### Input rows
+-------+

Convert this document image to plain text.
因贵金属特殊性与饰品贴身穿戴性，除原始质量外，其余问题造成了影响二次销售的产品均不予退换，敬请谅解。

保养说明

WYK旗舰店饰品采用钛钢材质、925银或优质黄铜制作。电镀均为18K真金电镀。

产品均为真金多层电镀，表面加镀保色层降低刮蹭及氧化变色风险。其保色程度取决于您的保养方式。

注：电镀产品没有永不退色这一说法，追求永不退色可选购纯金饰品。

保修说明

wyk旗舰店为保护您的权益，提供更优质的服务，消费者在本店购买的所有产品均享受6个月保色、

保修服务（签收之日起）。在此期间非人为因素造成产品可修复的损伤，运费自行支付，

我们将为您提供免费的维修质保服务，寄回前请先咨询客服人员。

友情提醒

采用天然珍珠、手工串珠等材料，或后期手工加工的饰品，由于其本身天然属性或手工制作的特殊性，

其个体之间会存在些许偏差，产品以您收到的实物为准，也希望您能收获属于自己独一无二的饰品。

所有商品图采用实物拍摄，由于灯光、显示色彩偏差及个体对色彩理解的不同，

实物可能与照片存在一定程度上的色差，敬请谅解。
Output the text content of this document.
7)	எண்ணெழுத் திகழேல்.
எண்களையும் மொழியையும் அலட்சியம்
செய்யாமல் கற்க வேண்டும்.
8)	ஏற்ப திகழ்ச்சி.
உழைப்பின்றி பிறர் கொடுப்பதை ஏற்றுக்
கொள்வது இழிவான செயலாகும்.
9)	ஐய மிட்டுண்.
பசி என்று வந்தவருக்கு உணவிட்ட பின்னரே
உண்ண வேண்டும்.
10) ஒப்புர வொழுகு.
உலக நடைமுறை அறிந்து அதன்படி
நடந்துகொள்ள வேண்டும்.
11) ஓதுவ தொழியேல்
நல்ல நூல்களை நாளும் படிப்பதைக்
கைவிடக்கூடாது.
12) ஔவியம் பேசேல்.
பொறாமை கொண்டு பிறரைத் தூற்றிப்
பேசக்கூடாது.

+-------+

### Your task
Copy out the lines starting at the one containing "Output the text content of this document." and ending with the last line of the entries. Include nothing else.

### Answer to this exercise
Output the text content of this document.
7)	எண்ணெழுத் திகழேல்.
எண்களையும் மொழியையும் அலட்சியம்
செய்யாமல் கற்க வேண்டும்.
8)	ஏற்ப திகழ்ச்சி.
உழைப்பின்றி பிறர் கொடுப்பதை ஏற்றுக்
கொள்வது இழிவான செயலாகும்.
9)	ஐய மிட்டுண்.
பசி என்று வந்தவருக்கு உணவிட்ட பின்னரே
உண்ண வேண்டும்.
10) ஒப்புர வொழுகு.
உலக நடைமுறை அறிந்து அதன்படி
நடந்துகொள்ள வேண்டும்.
11) ஓதுவ தொழியேல்
நல்ல நூல்களை நாளும் படிப்பதைக்
கைவிடக்கூடாது.
12) ஔவியம் பேசேல்.
பொறாமை கொண்டு பிறரைத் தூற்றிப்
பேசக்கூடாது.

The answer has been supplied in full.